Your goal. Only lines with the word "Read" are needed; collect each of them from the listing below.
______________________________
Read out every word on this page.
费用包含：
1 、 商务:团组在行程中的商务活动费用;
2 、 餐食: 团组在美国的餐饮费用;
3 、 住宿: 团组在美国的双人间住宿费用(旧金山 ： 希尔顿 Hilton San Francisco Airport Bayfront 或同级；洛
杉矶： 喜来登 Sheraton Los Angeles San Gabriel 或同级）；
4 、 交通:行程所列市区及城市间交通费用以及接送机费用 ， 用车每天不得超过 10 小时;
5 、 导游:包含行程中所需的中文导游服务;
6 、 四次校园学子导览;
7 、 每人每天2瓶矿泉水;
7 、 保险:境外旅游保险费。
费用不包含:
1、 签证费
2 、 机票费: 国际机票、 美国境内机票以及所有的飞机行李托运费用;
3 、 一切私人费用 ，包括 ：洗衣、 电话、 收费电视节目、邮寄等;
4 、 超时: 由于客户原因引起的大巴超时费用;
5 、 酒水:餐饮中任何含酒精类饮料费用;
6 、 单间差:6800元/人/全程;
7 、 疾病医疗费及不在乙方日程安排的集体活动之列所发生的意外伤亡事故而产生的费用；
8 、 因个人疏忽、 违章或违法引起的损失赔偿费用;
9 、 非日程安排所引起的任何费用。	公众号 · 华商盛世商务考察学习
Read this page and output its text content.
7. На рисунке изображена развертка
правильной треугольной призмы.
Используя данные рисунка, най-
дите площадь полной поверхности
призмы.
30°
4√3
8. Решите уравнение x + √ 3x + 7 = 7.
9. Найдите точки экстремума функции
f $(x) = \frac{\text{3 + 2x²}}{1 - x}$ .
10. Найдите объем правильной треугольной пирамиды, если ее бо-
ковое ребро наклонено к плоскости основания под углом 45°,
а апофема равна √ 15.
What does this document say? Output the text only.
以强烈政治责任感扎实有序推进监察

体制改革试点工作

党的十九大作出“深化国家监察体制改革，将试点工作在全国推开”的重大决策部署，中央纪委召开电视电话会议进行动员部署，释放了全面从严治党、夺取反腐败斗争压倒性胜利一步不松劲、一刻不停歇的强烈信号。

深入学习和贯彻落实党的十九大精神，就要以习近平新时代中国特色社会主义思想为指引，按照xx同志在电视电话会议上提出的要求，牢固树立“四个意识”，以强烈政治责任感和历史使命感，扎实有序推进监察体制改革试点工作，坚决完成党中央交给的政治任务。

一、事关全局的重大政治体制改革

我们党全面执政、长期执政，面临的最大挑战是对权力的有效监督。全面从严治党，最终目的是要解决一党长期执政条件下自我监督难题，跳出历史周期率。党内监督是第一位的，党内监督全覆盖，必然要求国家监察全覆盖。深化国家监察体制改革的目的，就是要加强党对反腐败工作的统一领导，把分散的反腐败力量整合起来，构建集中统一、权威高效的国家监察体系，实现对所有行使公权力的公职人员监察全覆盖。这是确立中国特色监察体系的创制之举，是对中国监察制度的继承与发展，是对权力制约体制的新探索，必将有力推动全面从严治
______________________________
Task answer.
Read out every word on this page.
Read this page and output its text content.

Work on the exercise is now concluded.